→ Supplied records:

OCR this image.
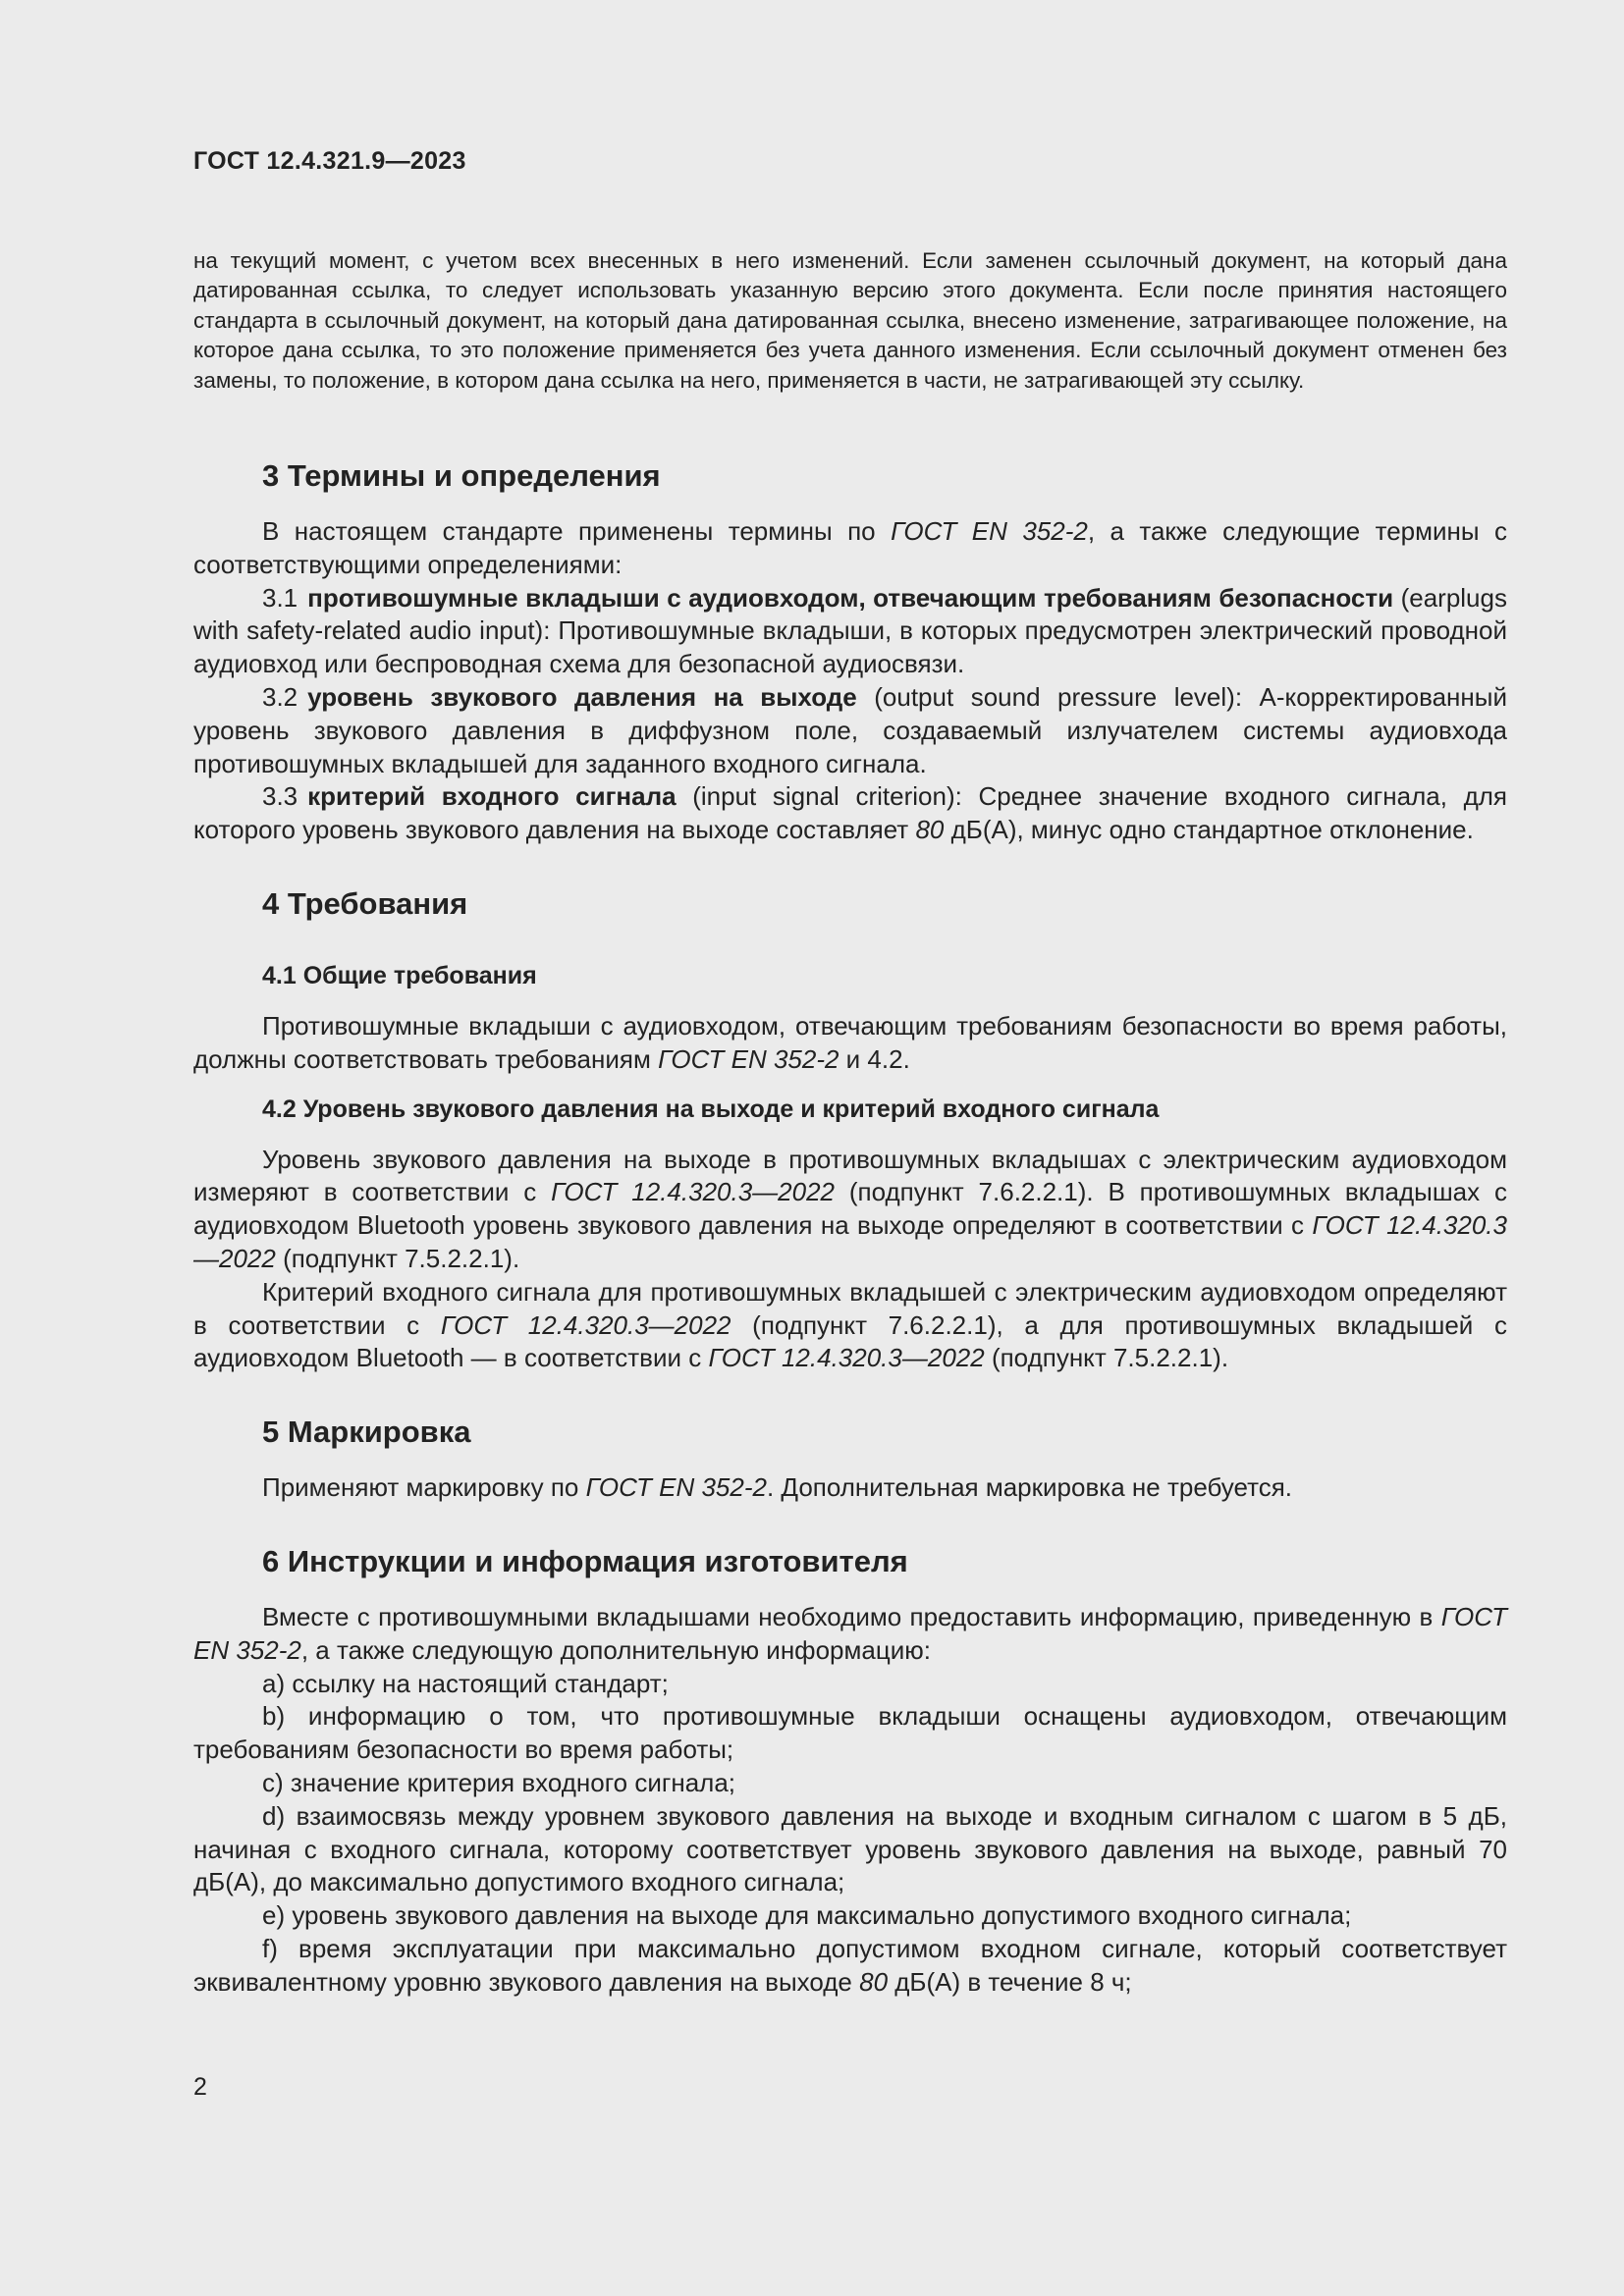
ГОСТ 12.4.321.9—2023

на текущий момент, с учетом всех внесенных в него изменений. Если заменен ссылочный документ, на который дана датированная ссылка, то следует использовать указанную версию этого документа. Если после принятия настоящего стандарта в ссылочный документ, на который дана датированная ссылка, внесено изменение, затрагивающее положение, на которое дана ссылка, то это положение применяется без учета данного изменения. Если ссылочный документ отменен без замены, то положение, в котором дана ссылка на него, применяется в части, не затрагивающей эту ссылку.

3 Термины и определения

В настоящем стандарте применены термины по ГОСТ EN 352-2, а также следующие термины с соответствующими определениями:

3.1 противошумные вкладыши с аудиовходом, отвечающим требованиям безопасности (earplugs with safety-related audio input): Противошумные вкладыши, в которых предусмотрен электрический проводной аудиовход или беспроводная схема для безопасной аудиосвязи.

3.2 уровень звукового давления на выходе (output sound pressure level): A-корректированный уровень звукового давления в диффузном поле, создаваемый излучателем системы аудиовхода противошумных вкладышей для заданного входного сигнала.

3.3 критерий входного сигнала (input signal criterion): Среднее значение входного сигнала, для которого уровень звукового давления на выходе составляет 80 дБ(А), минус одно стандартное отклонение.

4 Требования
4.1 Общие требования

Противошумные вкладыши с аудиовходом, отвечающим требованиям безопасности во время работы, должны соответствовать требованиям ГОСТ EN 352-2 и 4.2.

4.2 Уровень звукового давления на выходе и критерий входного сигнала

Уровень звукового давления на выходе в противошумных вкладышах с электрическим аудиовходом измеряют в соответствии с ГОСТ 12.4.320.3—2022 (подпункт 7.6.2.2.1). В противошумных вкладышах с аудиовходом Bluetooth уровень звукового давления на выходе определяют в соответствии с ГОСТ 12.4.320.3—2022 (подпункт 7.5.2.2.1).

Критерий входного сигнала для противошумных вкладышей с электрическим аудиовходом определяют в соответствии с ГОСТ 12.4.320.3—2022 (подпункт 7.6.2.2.1), а для противошумных вкладышей с аудиовходом Bluetooth — в соответствии с ГОСТ 12.4.320.3—2022 (подпункт 7.5.2.2.1).

5 Маркировка

Применяют маркировку по ГОСТ EN 352-2. Дополнительная маркировка не требуется.

6 Инструкции и информация изготовителя

Вместе с противошумными вкладышами необходимо предоставить информацию, приведенную в ГОСТ EN 352-2, а также следующую дополнительную информацию:

a) ссылку на настоящий стандарт;

b) информацию о том, что противошумные вкладыши оснащены аудиовходом, отвечающим требованиям безопасности во время работы;

c) значение критерия входного сигнала;

d) взаимосвязь между уровнем звукового давления на выходе и входным сигналом с шагом в 5 дБ, начиная с входного сигнала, которому соответствует уровень звукового давления на выходе, равный 70 дБ(А), до максимально допустимого входного сигнала;

e) уровень звукового давления на выходе для максимально допустимого входного сигнала;

f) время эксплуатации при максимально допустимом входном сигнале, который соответствует эквивалентному уровню звукового давления на выходе 80 дБ(А) в течение 8 ч;

2
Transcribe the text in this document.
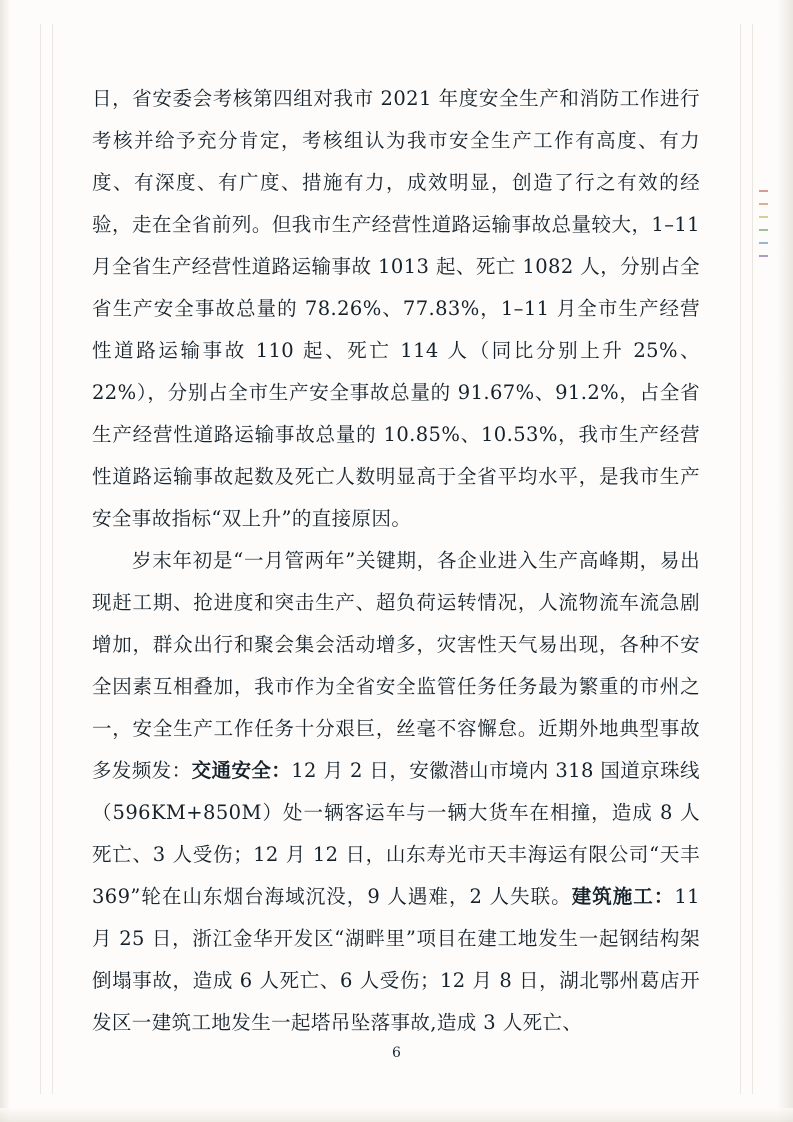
日，省安委会考核第四组对我市 2021 年度安全生产和消防工作进行考核并给予充分肯定，考核组认为我市安全生产工作有高度、有力度、有深度、有广度、措施有力，成效明显，创造了行之有效的经验，走在全省前列。但我市生产经营性道路运输事故总量较大，1–11 月全省生产经营性道路运输事故 1013 起、死亡 1082 人，分别占全省生产安全事故总量的 78.26%、77.83%，1–11 月全市生产经营性道路运输事故 110 起、死亡 114 人（同比分别上升 25%、22%），分别占全市生产安全事故总量的 91.67%、91.2%，占全省生产经营性道路运输事故总量的 10.85%、10.53%，我市生产经营性道路运输事故起数及死亡人数明显高于全省平均水平，是我市生产安全事故指标“双上升”的直接原因。

岁末年初是“一月管两年”关键期，各企业进入生产高峰期，易出现赶工期、抢进度和突击生产、超负荷运转情况，人流物流车流急剧增加，群众出行和聚会集会活动增多，灾害性天气易出现，各种不安全因素互相叠加，我市作为全省安全监管任务任务最为繁重的市州之一，安全生产工作任务十分艰巨，丝毫不容懈怠。近期外地典型事故多发频发：交通安全：12 月 2 日，安徽潜山市境内 318 国道京珠线（596KM+850M）处一辆客运车与一辆大货车在相撞，造成 8 人死亡、3 人受伤；12 月 12 日，山东寿光市天丰海运有限公司“天丰 369”轮在山东烟台海域沉没，9 人遇难，2 人失联。建筑施工：11 月 25 日，浙江金华开发区“湖畔里”项目在建工地发生一起钢结构架倒塌事故，造成 6 人死亡、6 人受伤；12 月 8 日，湖北鄂州葛店开发区一建筑工地发生一起塔吊坠落事故,造成 3 人死亡、

6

→ Given instruction: Copy every line of the material in which the word "значение" occurs.

→ The solution:
3.3 критерий входного сигнала (input signal criterion): Среднее значение входного сигнала, для которого уровень звукового давления на выходе составляет 80 дБ(А), минус одно стандартное отклонение.
c) значение критерия входного сигнала;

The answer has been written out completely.